● Records provided:
"""
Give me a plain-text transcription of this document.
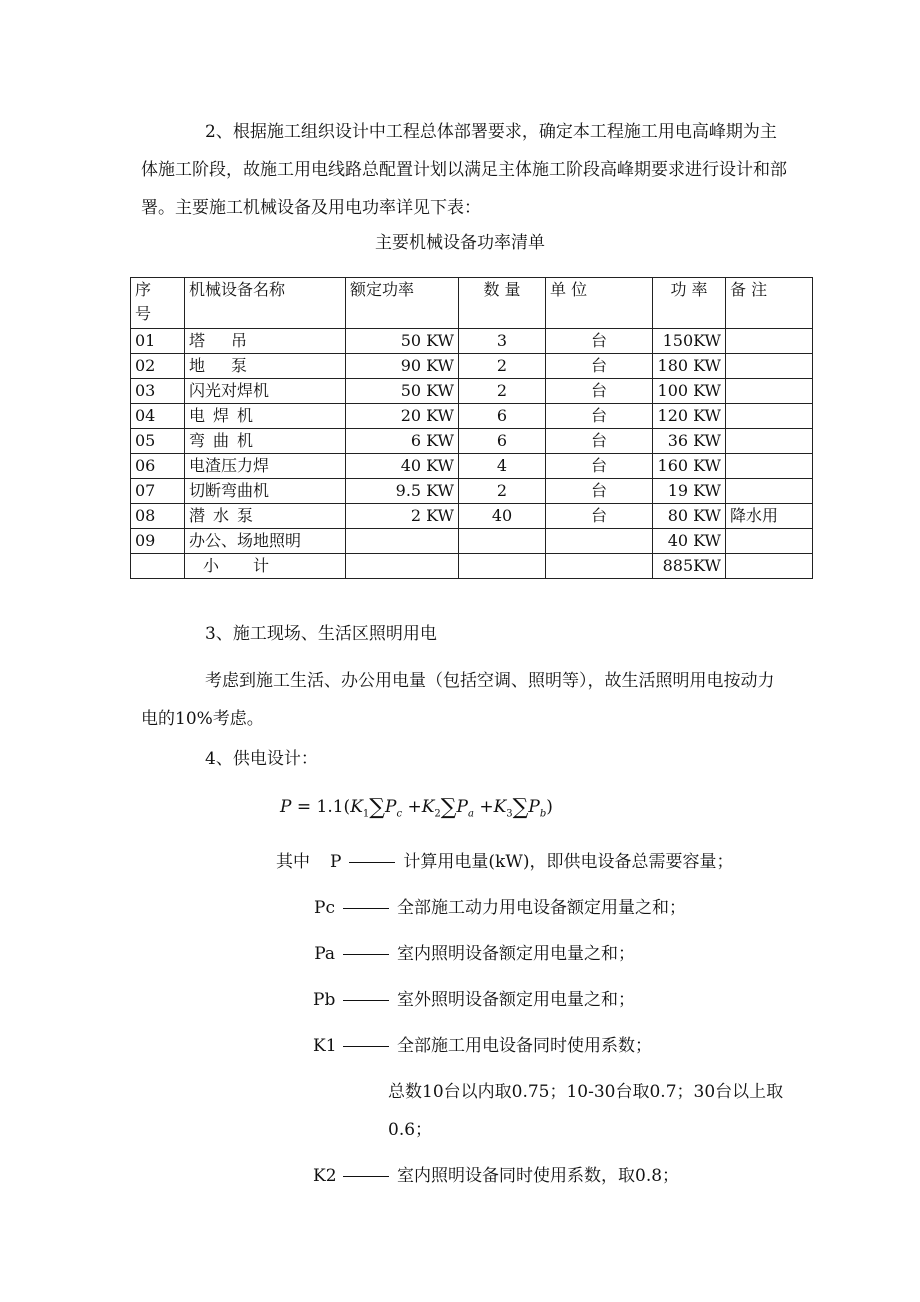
2、根据施工组织设计中工程总体部署要求，确定本工程施工用电高峰期为主体施工阶段，故施工用电线路总配置计划以满足主体施工阶段高峰期要求进行设计和部署。主要施工机械设备及用电功率详见下表：

主要机械设备功率清单
序号	机械设备名称	额定功率	数 量	单 位	功 率	备 注
01	塔吊	50 KW	3	台	150KW	
02	地泵	90 KW	2	台	180 KW	
03	闪光对焊机	50 KW	2	台	100 KW	
04	电焊机	20 KW	6	台	120 KW	
05	弯曲机	6 KW	6	台	36 KW	
06	电渣压力焊	40 KW	4	台	160 KW	
07	切断弯曲机	9.5 KW	2	台	19 KW	
08	潜水泵	2 KW	40	台	80 KW	降水用
09	办公、场地照明				40 KW	
	小计				885KW	
3、施工现场、生活区照明用电

考虑到施工生活、办公用电量（包括空调、照明等），故生活照明用电按动力电的10%考虑。

4、供电设计：
$P = 1.1(K_1\sum P_c +K_2\sum P_a +K_3\sum P_b)$
其中 P	计算用电量(kW)，即供电设备总需要容量；
Pc	全部施工动力用电设备额定用量之和；
Pa	室内照明设备额定用电量之和；
Pb	室外照明设备额定用电量之和；
K1	全部施工用电设备同时使用系数；

总数10台以内取0.75；10-30台取0.7；30台以上取0.6；

K2	室内照明设备同时使用系数，取0.8；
"""
● What to do:
Repeat the records in full, exactly as they appear, without the pictures.

● Solution for this exercise:
Give me a plain-text transcription of this document.
2、根据施工组织设计中工程总体部署要求，确定本工程施工用电高峰期为主体施工阶段，故施工用电线路总配置计划以满足主体施工阶段高峰期要求进行设计和部署。主要施工机械设备及用电功率详见下表：

主要机械设备功率清单
序号	机械设备名称	额定功率	数 量	单 位	功 率	备 注
01	塔吊	50 KW	3	台	150KW	
02	地泵	90 KW	2	台	180 KW	
03	闪光对焊机	50 KW	2	台	100 KW	
04	电焊机	20 KW	6	台	120 KW	
05	弯曲机	6 KW	6	台	36 KW	
06	电渣压力焊	40 KW	4	台	160 KW	
07	切断弯曲机	9.5 KW	2	台	19 KW	
08	潜水泵	2 KW	40	台	80 KW	降水用
09	办公、场地照明				40 KW	
	小计				885KW	
3、施工现场、生活区照明用电

考虑到施工生活、办公用电量（包括空调、照明等），故生活照明用电按动力电的10%考虑。

4、供电设计：
$P = 1.1(K_1\sum P_c +K_2\sum P_a +K_3\sum P_b)$
其中 P	计算用电量(kW)，即供电设备总需要容量；
Pc	全部施工动力用电设备额定用量之和；
Pa	室内照明设备额定用电量之和；
Pb	室外照明设备额定用电量之和；
K1	全部施工用电设备同时使用系数；

总数10台以内取0.75；10-30台取0.7；30台以上取0.6；

K2	室内照明设备同时使用系数，取0.8；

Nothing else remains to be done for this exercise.